> **WORK REQUIRED**
Without the pictures, set down every line of the data exactly.

> **GIVEN RECORDS**

--- START ---

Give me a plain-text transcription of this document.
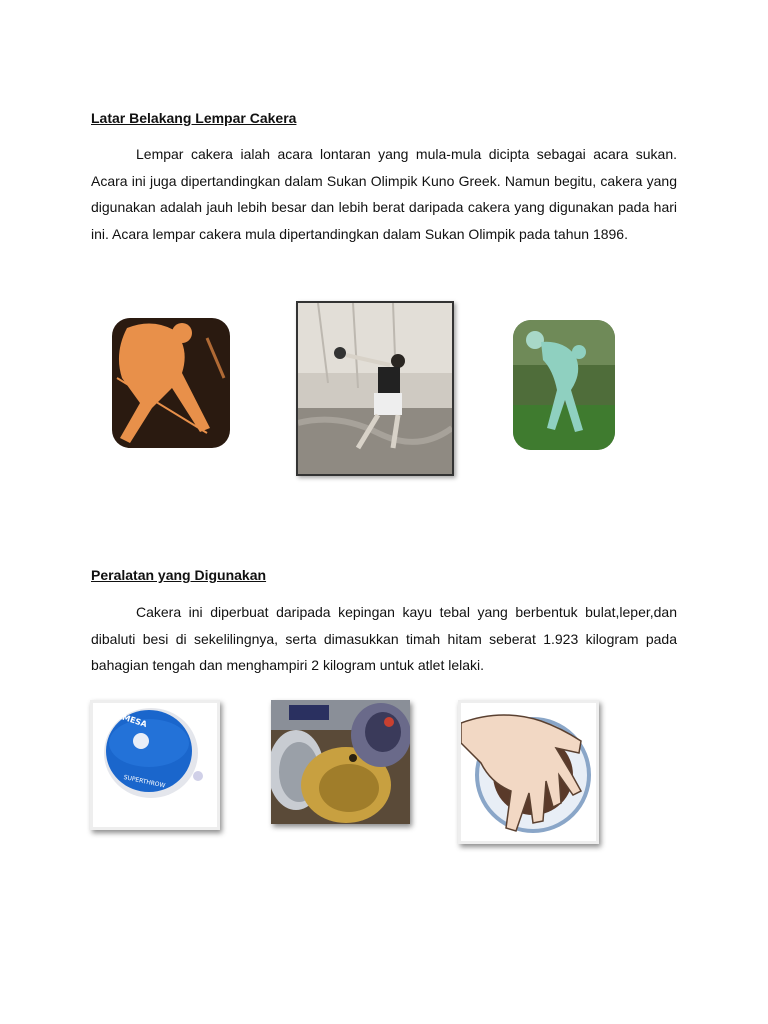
Latar Belakang Lempar Cakera

Lempar cakera ialah acara lontaran yang mula-mula dicipta sebagai acara sukan. Acara ini juga dipertandingkan dalam Sukan Olimpik Kuno Greek. Namun begitu, cakera yang digunakan adalah jauh lebih besar dan lebih berat daripada cakera yang digunakan pada hari ini. Acara lempar cakera mula dipertandingkan dalam Sukan Olimpik pada tahun 1896.

Peralatan yang Digunakan

Cakera ini diperbuat daripada kepingan kayu tebal yang berbentuk bulat,leper,dan dibaluti besi di sekelilingnya, serta dimasukkan timah hitam seberat 1.923 kilogram pada bahagian tengah dan menghampiri 2 kilogram untuk atlet lelaki.

AMESA
SUPERTHROW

--- END ---

> **THE RESPONSE**
Give me a plain-text transcription of this document.
Latar Belakang Lempar Cakera

Lempar cakera ialah acara lontaran yang mula-mula dicipta sebagai acara sukan. Acara ini juga dipertandingkan dalam Sukan Olimpik Kuno Greek. Namun begitu, cakera yang digunakan adalah jauh lebih besar dan lebih berat daripada cakera yang digunakan pada hari ini. Acara lempar cakera mula dipertandingkan dalam Sukan Olimpik pada tahun 1896.

Peralatan yang Digunakan

Cakera ini diperbuat daripada kepingan kayu tebal yang berbentuk bulat,leper,dan dibaluti besi di sekelilingnya, serta dimasukkan timah hitam seberat 1.923 kilogram pada bahagian tengah dan menghampiri 2 kilogram untuk atlet lelaki.

AMESA
SUPERTHROW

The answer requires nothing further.